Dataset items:
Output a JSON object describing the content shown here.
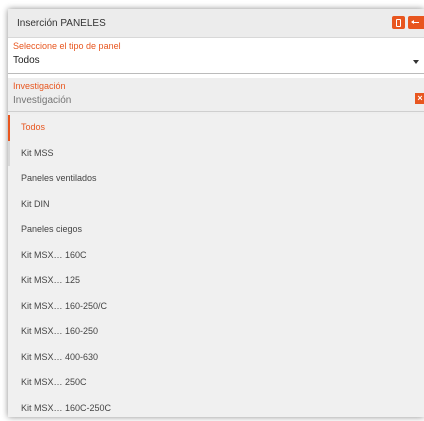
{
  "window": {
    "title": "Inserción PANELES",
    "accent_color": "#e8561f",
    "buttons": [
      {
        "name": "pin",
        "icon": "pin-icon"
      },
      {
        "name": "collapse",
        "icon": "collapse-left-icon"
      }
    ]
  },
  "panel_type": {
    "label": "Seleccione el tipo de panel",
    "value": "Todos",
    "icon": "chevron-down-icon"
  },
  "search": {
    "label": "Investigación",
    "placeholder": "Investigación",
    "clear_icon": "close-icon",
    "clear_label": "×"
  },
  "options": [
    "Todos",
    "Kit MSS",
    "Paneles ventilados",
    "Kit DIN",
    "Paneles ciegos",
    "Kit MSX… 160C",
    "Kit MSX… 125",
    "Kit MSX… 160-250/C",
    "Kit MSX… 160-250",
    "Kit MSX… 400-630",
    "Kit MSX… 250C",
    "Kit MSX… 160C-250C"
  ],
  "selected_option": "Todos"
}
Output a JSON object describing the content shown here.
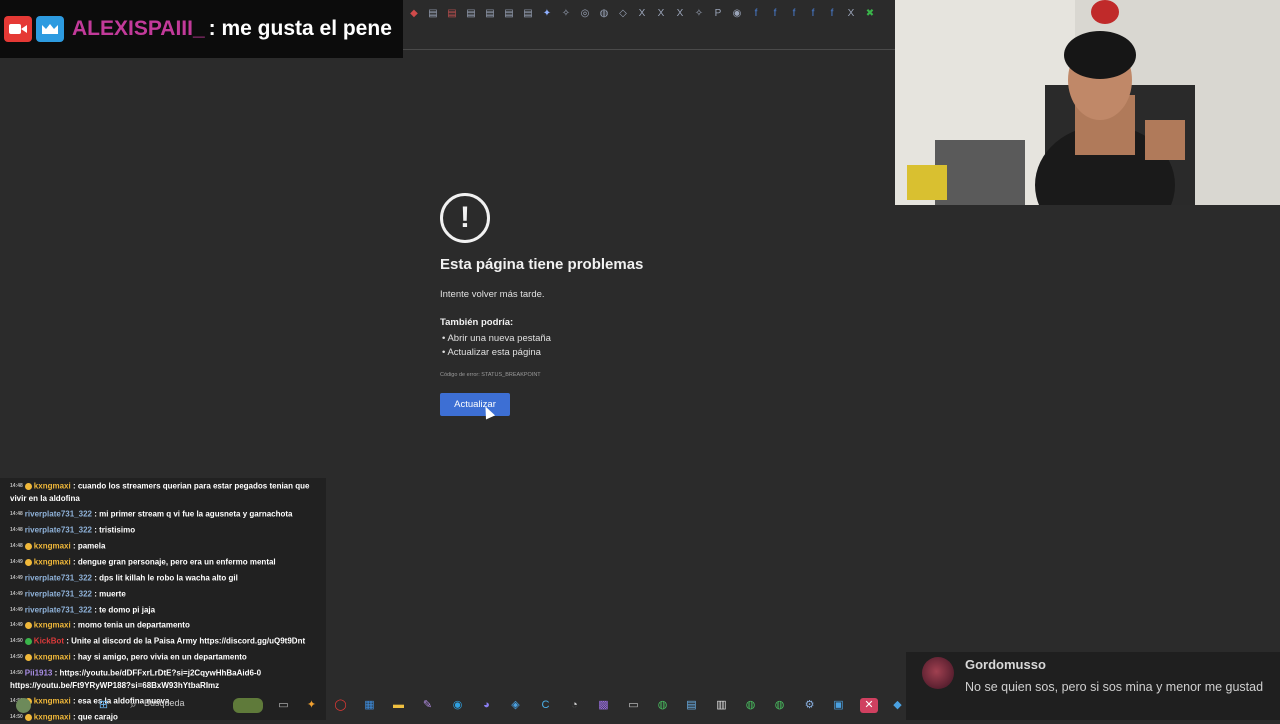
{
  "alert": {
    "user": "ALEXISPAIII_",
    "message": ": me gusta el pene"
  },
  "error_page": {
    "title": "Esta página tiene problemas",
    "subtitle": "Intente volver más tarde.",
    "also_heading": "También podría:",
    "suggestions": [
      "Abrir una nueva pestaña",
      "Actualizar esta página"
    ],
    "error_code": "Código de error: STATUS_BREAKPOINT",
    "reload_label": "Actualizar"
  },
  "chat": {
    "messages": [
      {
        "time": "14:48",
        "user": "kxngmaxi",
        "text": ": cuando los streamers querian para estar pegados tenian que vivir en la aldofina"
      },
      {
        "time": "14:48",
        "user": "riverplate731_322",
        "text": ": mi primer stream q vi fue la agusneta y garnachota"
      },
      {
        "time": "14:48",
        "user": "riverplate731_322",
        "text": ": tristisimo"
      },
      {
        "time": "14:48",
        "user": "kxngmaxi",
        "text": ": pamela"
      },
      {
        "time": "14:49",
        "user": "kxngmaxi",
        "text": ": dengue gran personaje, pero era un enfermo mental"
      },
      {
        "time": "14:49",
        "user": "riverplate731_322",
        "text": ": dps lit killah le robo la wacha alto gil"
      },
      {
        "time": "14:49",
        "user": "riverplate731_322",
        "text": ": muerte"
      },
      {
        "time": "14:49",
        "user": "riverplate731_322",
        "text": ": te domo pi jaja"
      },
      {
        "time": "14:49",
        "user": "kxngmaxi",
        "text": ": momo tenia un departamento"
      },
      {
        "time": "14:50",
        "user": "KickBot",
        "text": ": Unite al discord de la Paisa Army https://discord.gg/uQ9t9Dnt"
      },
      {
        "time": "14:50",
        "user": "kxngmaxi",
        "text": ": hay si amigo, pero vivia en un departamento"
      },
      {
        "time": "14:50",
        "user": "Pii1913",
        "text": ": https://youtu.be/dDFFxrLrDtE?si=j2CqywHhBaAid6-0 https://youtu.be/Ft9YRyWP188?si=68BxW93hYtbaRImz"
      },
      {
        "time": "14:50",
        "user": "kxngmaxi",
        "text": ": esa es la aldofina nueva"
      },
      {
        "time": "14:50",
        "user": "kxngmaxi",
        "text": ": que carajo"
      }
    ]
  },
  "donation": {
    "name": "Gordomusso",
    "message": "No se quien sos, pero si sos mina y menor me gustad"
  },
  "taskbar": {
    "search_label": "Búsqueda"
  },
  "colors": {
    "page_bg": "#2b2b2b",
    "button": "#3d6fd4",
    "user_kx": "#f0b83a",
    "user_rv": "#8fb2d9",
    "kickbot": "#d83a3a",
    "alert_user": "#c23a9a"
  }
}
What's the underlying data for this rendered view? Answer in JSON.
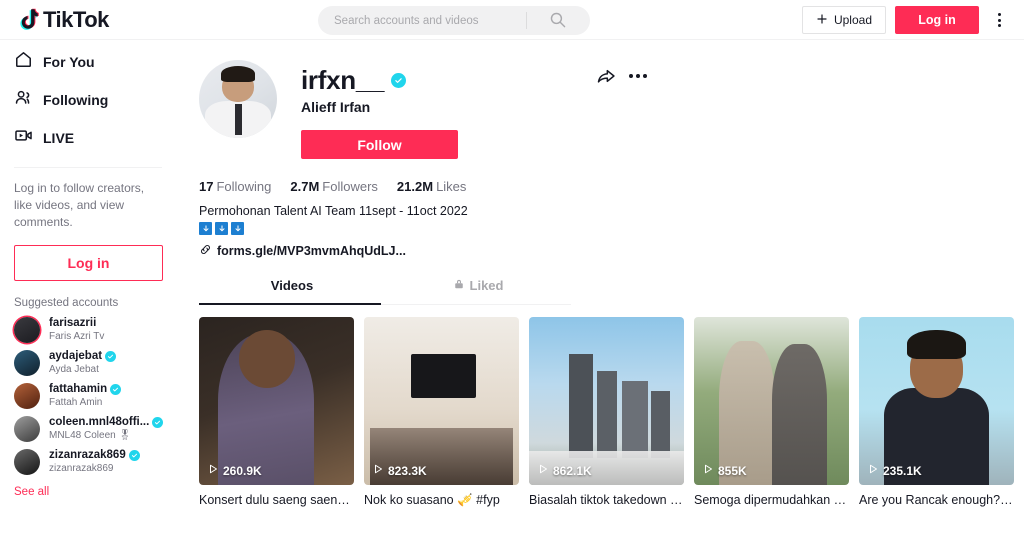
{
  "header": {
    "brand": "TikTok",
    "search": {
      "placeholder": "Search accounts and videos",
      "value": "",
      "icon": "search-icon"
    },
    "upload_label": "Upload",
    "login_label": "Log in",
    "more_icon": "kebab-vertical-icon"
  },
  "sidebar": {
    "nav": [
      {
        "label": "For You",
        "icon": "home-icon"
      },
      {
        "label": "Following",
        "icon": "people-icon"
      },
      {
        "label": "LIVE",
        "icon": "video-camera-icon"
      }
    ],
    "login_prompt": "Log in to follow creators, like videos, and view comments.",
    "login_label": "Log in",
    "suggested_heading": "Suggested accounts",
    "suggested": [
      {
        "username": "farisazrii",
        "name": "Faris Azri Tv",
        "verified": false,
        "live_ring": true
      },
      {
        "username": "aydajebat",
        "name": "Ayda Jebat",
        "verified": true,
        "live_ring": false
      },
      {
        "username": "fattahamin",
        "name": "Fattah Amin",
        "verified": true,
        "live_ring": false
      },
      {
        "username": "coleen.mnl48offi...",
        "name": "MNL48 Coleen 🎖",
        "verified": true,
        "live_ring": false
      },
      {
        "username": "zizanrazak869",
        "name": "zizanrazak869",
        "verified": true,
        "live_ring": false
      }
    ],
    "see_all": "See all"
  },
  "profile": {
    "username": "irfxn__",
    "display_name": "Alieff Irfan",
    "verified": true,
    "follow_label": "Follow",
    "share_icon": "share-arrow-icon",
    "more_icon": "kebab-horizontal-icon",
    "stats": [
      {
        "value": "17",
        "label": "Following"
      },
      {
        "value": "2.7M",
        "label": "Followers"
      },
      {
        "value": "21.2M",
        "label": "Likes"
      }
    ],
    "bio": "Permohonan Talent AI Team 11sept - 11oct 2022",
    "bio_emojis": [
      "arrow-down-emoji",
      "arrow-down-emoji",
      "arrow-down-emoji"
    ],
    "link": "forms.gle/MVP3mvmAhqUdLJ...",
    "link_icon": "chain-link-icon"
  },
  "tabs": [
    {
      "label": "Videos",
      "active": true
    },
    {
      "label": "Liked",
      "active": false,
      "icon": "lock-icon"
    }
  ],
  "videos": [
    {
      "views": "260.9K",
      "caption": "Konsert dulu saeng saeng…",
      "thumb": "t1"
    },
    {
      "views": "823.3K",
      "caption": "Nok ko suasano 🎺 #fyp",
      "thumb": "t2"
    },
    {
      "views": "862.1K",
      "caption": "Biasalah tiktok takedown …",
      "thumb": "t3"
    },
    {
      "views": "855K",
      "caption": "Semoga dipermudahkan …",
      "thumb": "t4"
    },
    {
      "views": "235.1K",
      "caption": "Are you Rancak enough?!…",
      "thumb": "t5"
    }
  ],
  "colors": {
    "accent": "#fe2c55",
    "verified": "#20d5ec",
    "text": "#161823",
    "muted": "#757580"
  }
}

TASK TO COMPLETE
Reproduce every record above exactly, but leave out the pictures.

SOLUTION TO THE EXERCISE
Output a JSON object describing the content shown here.
{
  "window": {
    "title": "Inserción PANELES",
    "accent_color": "#e8561f",
    "buttons": [
      {
        "name": "pin",
        "icon": "pin-icon"
      },
      {
        "name": "collapse",
        "icon": "collapse-left-icon"
      }
    ]
  },
  "panel_type": {
    "label": "Seleccione el tipo de panel",
    "value": "Todos",
    "icon": "chevron-down-icon"
  },
  "search": {
    "label": "Investigación",
    "placeholder": "Investigación",
    "clear_icon": "close-icon",
    "clear_label": "×"
  },
  "options": [
    "Todos",
    "Kit MSS",
    "Paneles ventilados",
    "Kit DIN",
    "Paneles ciegos",
    "Kit MSX… 160C",
    "Kit MSX… 125",
    "Kit MSX… 160-250/C",
    "Kit MSX… 160-250",
    "Kit MSX… 400-630",
    "Kit MSX… 250C",
    "Kit MSX… 160C-250C"
  ],
  "selected_option": "Todos"
}
Output a JSON object describing the content shown here.
{
  "alert": {
    "user": "ALEXISPAIII_",
    "message": ": me gusta el pene"
  },
  "error_page": {
    "title": "Esta página tiene problemas",
    "subtitle": "Intente volver más tarde.",
    "also_heading": "También podría:",
    "suggestions": [
      "Abrir una nueva pestaña",
      "Actualizar esta página"
    ],
    "error_code": "Código de error: STATUS_BREAKPOINT",
    "reload_label": "Actualizar"
  },
  "chat": {
    "messages": [
      {
        "time": "14:48",
        "user": "kxngmaxi",
        "text": ": cuando los streamers querian para estar pegados tenian que vivir en la aldofina"
      },
      {
        "time": "14:48",
        "user": "riverplate731_322",
        "text": ": mi primer stream q vi fue la agusneta y garnachota"
      },
      {
        "time": "14:48",
        "user": "riverplate731_322",
        "text": ": tristisimo"
      },
      {
        "time": "14:48",
        "user": "kxngmaxi",
        "text": ": pamela"
      },
      {
        "time": "14:49",
        "user": "kxngmaxi",
        "text": ": dengue gran personaje, pero era un enfermo mental"
      },
      {
        "time": "14:49",
        "user": "riverplate731_322",
        "text": ": dps lit killah le robo la wacha alto gil"
      },
      {
        "time": "14:49",
        "user": "riverplate731_322",
        "text": ": muerte"
      },
      {
        "time": "14:49",
        "user": "riverplate731_322",
        "text": ": te domo pi jaja"
      },
      {
        "time": "14:49",
        "user": "kxngmaxi",
        "text": ": momo tenia un departamento"
      },
      {
        "time": "14:50",
        "user": "KickBot",
        "text": ": Unite al discord de la Paisa Army https://discord.gg/uQ9t9Dnt"
      },
      {
        "time": "14:50",
        "user": "kxngmaxi",
        "text": ": hay si amigo, pero vivia en un departamento"
      },
      {
        "time": "14:50",
        "user": "Pii1913",
        "text": ": https://youtu.be/dDFFxrLrDtE?si=j2CqywHhBaAid6-0 https://youtu.be/Ft9YRyWP188?si=68BxW93hYtbaRImz"
      },
      {
        "time": "14:50",
        "user": "kxngmaxi",
        "text": ": esa es la aldofina nueva"
      },
      {
        "time": "14:50",
        "user": "kxngmaxi",
        "text": ": que carajo"
      }
    ]
  },
  "donation": {
    "name": "Gordomusso",
    "message": "No se quien sos, pero si sos mina y menor me gustad"
  },
  "taskbar": {
    "search_label": "Búsqueda"
  },
  "colors": {
    "page_bg": "#2b2b2b",
    "button": "#3d6fd4",
    "user_kx": "#f0b83a",
    "user_rv": "#8fb2d9",
    "kickbot": "#d83a3a",
    "alert_user": "#c23a9a"
  }
}
What's the underlying data for this rendered view? Answer in JSON.
{
  "header": {
    "brand": "TikTok",
    "search": {
      "placeholder": "Search accounts and videos",
      "value": "",
      "icon": "search-icon"
    },
    "upload_label": "Upload",
    "login_label": "Log in",
    "more_icon": "kebab-vertical-icon"
  },
  "sidebar": {
    "nav": [
      {
        "label": "For You",
        "icon": "home-icon"
      },
      {
        "label": "Following",
        "icon": "people-icon"
      },
      {
        "label": "LIVE",
        "icon": "video-camera-icon"
      }
    ],
    "login_prompt": "Log in to follow creators, like videos, and view comments.",
    "login_label": "Log in",
    "suggested_heading": "Suggested accounts",
    "suggested": [
      {
        "username": "farisazrii",
        "name": "Faris Azri Tv",
        "verified": false,
        "live_ring": true
      },
      {
        "username": "aydajebat",
        "name": "Ayda Jebat",
        "verified": true,
        "live_ring": false
      },
      {
        "username": "fattahamin",
        "name": "Fattah Amin",
        "verified": true,
        "live_ring": false
      },
      {
        "username": "coleen.mnl48offi...",
        "name": "MNL48 Coleen 🎖",
        "verified": true,
        "live_ring": false
      },
      {
        "username": "zizanrazak869",
        "name": "zizanrazak869",
        "verified": true,
        "live_ring": false
      }
    ],
    "see_all": "See all"
  },
  "profile": {
    "username": "irfxn__",
    "display_name": "Alieff Irfan",
    "verified": true,
    "follow_label": "Follow",
    "share_icon": "share-arrow-icon",
    "more_icon": "kebab-horizontal-icon",
    "stats": [
      {
        "value": "17",
        "label": "Following"
      },
      {
        "value": "2.7M",
        "label": "Followers"
      },
      {
        "value": "21.2M",
        "label": "Likes"
      }
    ],
    "bio": "Permohonan Talent AI Team 11sept - 11oct 2022",
    "bio_emojis": [
      "arrow-down-emoji",
      "arrow-down-emoji",
      "arrow-down-emoji"
    ],
    "link": "forms.gle/MVP3mvmAhqUdLJ...",
    "link_icon": "chain-link-icon"
  },
  "tabs": [
    {
      "label": "Videos",
      "active": true
    },
    {
      "label": "Liked",
      "active": false,
      "icon": "lock-icon"
    }
  ],
  "videos": [
    {
      "views": "260.9K",
      "caption": "Konsert dulu saeng saeng…",
      "thumb": "t1"
    },
    {
      "views": "823.3K",
      "caption": "Nok ko suasano 🎺 #fyp",
      "thumb": "t2"
    },
    {
      "views": "862.1K",
      "caption": "Biasalah tiktok takedown …",
      "thumb": "t3"
    },
    {
      "views": "855K",
      "caption": "Semoga dipermudahkan …",
      "thumb": "t4"
    },
    {
      "views": "235.1K",
      "caption": "Are you Rancak enough?!…",
      "thumb": "t5"
    }
  ],
  "colors": {
    "accent": "#fe2c55",
    "verified": "#20d5ec",
    "text": "#161823",
    "muted": "#757580"
  }
}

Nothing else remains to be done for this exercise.